▶ Directive
Lines holding the string "указанных" are the ones to copy; find them all in the data.

▶ Supplied records
>>

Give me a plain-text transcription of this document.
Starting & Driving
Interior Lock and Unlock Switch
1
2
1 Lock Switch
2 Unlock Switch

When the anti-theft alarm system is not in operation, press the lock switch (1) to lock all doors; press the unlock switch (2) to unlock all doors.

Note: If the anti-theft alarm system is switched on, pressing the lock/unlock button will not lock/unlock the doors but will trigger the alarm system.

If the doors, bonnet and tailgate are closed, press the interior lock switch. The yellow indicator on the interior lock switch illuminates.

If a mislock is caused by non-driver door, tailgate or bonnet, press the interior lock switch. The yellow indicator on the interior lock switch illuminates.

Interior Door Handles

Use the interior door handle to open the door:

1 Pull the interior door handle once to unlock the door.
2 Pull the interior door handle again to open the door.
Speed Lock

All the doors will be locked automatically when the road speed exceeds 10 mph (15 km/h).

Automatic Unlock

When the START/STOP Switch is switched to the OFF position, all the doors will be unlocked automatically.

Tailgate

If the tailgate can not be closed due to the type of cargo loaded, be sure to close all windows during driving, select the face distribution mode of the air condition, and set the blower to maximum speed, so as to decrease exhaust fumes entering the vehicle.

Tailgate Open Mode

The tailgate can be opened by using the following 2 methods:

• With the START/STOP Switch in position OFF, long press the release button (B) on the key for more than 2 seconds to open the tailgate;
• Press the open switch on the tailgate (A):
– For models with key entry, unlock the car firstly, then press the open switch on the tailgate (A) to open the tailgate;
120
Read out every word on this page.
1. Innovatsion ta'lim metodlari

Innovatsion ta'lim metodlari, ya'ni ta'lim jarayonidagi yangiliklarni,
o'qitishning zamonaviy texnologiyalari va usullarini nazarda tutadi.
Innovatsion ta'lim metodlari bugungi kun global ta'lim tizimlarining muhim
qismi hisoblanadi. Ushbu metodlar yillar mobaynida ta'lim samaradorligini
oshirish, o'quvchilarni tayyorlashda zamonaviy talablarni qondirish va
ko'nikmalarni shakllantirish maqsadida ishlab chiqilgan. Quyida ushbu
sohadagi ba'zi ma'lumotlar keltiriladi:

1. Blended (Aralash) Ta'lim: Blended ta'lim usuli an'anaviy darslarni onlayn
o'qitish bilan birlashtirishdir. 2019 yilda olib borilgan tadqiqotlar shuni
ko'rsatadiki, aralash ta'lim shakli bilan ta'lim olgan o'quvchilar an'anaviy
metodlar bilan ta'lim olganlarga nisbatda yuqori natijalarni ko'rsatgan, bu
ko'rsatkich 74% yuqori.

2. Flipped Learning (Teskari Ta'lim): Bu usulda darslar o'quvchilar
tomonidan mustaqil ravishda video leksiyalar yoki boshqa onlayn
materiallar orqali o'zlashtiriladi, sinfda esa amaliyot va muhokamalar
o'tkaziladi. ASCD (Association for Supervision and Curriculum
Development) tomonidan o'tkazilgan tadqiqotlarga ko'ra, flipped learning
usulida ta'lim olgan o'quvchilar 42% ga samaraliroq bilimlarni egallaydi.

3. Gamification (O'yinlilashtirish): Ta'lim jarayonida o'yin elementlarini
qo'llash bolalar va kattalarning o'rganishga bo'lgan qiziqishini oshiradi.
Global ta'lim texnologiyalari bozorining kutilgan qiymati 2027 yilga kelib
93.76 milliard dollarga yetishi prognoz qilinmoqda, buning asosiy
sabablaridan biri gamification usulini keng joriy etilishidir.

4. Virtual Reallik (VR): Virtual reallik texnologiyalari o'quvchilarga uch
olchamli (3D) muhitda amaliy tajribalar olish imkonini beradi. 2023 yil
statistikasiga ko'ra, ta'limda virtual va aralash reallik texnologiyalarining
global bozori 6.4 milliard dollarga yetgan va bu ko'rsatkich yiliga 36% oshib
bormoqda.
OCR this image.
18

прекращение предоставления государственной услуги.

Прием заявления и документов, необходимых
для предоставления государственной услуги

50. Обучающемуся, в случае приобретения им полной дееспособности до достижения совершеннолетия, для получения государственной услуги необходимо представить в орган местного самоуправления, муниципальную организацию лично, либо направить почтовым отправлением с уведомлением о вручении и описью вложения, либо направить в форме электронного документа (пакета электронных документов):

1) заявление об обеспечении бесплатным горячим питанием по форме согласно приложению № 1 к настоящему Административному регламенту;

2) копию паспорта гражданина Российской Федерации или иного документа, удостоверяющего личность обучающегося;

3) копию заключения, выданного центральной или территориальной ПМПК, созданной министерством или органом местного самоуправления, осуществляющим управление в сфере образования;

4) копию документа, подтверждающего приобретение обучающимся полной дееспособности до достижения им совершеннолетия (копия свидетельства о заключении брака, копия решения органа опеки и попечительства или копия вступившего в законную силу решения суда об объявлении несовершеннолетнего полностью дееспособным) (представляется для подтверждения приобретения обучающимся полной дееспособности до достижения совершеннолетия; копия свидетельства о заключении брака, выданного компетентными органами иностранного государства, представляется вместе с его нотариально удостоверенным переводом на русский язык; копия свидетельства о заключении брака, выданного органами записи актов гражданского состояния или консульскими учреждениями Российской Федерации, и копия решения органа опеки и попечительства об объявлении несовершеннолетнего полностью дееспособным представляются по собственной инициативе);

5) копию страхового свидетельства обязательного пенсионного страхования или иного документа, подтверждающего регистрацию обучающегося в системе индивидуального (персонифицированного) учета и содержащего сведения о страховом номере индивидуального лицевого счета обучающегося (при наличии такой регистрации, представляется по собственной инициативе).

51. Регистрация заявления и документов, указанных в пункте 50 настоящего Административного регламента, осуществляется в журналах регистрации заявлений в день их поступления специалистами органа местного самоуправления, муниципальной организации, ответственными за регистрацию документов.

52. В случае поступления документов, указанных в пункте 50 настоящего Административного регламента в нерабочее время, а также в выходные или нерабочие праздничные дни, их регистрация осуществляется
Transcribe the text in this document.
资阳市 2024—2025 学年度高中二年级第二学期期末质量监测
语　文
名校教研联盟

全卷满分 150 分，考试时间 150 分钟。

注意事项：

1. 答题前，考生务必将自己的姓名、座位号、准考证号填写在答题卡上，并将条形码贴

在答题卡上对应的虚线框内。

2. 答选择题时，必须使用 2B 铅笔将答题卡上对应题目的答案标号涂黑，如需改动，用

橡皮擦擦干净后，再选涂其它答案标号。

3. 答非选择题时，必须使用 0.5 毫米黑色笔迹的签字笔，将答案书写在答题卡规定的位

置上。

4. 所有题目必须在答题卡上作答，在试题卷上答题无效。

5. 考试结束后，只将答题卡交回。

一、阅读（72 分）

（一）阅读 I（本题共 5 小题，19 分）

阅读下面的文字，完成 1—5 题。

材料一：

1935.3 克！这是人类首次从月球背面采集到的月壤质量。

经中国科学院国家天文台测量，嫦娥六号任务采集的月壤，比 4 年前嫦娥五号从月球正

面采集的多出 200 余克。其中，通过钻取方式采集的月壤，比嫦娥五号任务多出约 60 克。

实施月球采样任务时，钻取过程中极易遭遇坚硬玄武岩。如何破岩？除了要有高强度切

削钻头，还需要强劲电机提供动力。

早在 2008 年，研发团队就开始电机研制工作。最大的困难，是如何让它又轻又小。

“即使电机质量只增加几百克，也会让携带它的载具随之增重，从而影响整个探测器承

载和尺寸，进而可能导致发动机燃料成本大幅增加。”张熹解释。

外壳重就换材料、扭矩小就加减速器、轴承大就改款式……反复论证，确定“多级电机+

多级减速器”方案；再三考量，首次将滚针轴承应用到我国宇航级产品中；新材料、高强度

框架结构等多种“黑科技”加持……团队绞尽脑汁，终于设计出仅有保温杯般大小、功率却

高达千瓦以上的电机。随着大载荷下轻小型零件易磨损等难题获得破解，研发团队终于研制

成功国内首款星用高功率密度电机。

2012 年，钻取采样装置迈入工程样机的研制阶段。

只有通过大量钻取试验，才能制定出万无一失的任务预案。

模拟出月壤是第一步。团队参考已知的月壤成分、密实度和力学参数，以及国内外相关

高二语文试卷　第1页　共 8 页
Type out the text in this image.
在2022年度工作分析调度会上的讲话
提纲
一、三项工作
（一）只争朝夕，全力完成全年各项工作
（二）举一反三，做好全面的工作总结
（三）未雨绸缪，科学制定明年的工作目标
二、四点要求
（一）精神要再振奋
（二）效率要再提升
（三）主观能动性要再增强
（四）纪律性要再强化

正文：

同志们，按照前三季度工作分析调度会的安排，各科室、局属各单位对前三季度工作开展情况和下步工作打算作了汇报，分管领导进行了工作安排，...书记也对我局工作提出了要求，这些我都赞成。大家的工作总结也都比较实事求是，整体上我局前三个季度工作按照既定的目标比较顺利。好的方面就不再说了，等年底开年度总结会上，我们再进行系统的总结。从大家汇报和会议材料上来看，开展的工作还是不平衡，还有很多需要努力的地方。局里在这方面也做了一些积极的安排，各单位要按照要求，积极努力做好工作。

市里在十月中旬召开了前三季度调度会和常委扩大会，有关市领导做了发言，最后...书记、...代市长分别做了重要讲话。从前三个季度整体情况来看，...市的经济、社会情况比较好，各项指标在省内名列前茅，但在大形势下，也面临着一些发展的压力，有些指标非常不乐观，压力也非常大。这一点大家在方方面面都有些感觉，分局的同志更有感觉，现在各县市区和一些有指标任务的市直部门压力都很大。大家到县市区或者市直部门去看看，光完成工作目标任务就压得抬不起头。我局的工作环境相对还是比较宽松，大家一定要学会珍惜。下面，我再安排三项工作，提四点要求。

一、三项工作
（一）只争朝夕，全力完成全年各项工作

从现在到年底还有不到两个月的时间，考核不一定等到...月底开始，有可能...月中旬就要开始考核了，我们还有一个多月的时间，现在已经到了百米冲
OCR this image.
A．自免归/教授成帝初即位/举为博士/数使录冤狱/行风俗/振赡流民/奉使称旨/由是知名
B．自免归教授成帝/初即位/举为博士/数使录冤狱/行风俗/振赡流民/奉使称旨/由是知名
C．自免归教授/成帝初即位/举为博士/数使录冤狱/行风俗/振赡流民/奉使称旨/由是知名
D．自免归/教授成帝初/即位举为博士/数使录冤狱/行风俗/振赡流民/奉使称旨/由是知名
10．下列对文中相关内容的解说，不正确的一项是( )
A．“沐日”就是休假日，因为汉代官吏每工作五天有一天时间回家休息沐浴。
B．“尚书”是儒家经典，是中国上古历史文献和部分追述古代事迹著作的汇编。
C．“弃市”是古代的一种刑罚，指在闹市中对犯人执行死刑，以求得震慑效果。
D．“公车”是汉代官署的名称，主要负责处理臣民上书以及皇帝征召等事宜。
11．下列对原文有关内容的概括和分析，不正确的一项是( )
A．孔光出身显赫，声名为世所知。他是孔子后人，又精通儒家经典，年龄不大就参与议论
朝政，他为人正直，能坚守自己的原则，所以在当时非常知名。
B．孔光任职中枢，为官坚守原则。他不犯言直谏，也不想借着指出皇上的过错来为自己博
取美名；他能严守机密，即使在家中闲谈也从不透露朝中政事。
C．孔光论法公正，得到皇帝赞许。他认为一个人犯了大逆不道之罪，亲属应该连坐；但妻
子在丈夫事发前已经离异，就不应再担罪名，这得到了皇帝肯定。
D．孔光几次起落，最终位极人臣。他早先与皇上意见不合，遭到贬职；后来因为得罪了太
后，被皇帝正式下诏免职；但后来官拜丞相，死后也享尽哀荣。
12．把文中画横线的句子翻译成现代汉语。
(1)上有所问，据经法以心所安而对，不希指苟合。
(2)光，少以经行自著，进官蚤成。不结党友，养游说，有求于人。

<<

▶ Result
51. Регистрация заявления и документов, указанных в пункте 50 настоящего Административного регламента, осуществляется в журналах регистрации заявлений в день их поступления специалистами органа местного самоуправления, муниципальной организации, ответственными за регистрацию документов.
52. В случае поступления документов, указанных в пункте 50 настоящего Административного регламента в нерабочее время, а также в выходные или нерабочие праздничные дни, их регистрация осуществляется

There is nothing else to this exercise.